◆ **THE PROBLEM**: In the data below, find each line containing the string "image" and return it.

[Begin LISTED ENTRIES]

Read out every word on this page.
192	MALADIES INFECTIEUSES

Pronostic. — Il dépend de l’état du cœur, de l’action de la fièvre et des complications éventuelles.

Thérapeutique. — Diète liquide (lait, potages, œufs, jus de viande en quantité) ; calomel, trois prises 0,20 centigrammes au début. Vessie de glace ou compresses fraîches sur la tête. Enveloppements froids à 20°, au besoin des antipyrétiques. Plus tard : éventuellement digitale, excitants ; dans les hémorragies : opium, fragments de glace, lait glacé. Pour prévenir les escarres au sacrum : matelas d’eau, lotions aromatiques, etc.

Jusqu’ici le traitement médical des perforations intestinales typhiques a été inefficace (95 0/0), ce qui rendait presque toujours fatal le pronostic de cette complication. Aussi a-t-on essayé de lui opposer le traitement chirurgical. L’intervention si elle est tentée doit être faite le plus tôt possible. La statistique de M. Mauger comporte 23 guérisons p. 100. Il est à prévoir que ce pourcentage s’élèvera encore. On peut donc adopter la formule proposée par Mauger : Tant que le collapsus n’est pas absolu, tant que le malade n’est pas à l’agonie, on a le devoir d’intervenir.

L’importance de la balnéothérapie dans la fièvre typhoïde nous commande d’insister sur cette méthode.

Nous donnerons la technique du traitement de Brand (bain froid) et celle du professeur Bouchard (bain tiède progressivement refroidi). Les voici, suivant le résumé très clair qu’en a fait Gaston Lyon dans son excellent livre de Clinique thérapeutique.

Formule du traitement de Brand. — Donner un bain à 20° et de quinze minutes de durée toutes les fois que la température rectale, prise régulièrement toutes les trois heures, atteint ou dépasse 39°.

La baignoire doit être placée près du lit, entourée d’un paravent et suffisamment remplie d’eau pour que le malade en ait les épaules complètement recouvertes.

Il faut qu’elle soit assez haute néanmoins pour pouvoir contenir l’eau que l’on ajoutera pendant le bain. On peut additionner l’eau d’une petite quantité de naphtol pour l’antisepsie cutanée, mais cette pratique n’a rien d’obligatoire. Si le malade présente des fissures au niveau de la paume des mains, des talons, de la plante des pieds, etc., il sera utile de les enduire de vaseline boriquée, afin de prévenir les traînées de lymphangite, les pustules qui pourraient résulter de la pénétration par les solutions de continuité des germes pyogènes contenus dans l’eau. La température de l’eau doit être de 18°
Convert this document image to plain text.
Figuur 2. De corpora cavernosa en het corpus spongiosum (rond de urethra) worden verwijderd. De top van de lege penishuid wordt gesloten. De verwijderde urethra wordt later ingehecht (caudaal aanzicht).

[End LISTED ENTRIES]
[Begin LISTED ENTRIES]

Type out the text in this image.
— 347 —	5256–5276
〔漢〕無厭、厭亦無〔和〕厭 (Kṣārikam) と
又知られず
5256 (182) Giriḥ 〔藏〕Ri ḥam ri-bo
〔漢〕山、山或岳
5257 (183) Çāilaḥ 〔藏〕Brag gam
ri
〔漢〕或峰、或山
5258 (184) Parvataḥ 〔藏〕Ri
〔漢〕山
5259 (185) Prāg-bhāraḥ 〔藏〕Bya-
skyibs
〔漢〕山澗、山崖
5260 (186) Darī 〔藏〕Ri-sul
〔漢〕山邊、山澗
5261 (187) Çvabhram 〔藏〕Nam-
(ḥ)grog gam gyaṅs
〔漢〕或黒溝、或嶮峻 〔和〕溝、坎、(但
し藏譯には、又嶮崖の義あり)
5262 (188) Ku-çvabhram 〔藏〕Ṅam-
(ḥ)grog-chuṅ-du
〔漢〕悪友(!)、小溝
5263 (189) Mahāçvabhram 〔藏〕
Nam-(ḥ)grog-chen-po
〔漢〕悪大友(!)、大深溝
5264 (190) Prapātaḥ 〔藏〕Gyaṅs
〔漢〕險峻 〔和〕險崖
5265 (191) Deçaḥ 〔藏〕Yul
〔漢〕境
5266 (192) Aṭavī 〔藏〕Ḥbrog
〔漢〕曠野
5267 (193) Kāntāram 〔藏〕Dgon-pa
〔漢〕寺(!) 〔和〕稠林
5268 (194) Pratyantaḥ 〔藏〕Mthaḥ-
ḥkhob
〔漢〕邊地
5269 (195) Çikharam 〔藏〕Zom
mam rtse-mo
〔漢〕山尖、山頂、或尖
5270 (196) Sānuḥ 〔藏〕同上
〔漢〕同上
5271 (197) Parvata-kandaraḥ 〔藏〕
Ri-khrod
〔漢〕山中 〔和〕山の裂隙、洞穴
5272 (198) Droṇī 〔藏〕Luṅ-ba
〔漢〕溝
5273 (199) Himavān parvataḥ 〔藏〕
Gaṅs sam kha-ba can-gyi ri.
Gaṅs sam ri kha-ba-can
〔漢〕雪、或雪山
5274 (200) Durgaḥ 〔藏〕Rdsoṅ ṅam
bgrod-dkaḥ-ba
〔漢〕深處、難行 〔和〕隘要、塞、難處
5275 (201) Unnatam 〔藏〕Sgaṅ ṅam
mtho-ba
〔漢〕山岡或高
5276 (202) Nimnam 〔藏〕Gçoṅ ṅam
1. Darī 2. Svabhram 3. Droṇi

[End LISTED ENTRIES]

◆ **TASK OUTPUT**:
Convert this document image to plain text.
Type out the text in this image.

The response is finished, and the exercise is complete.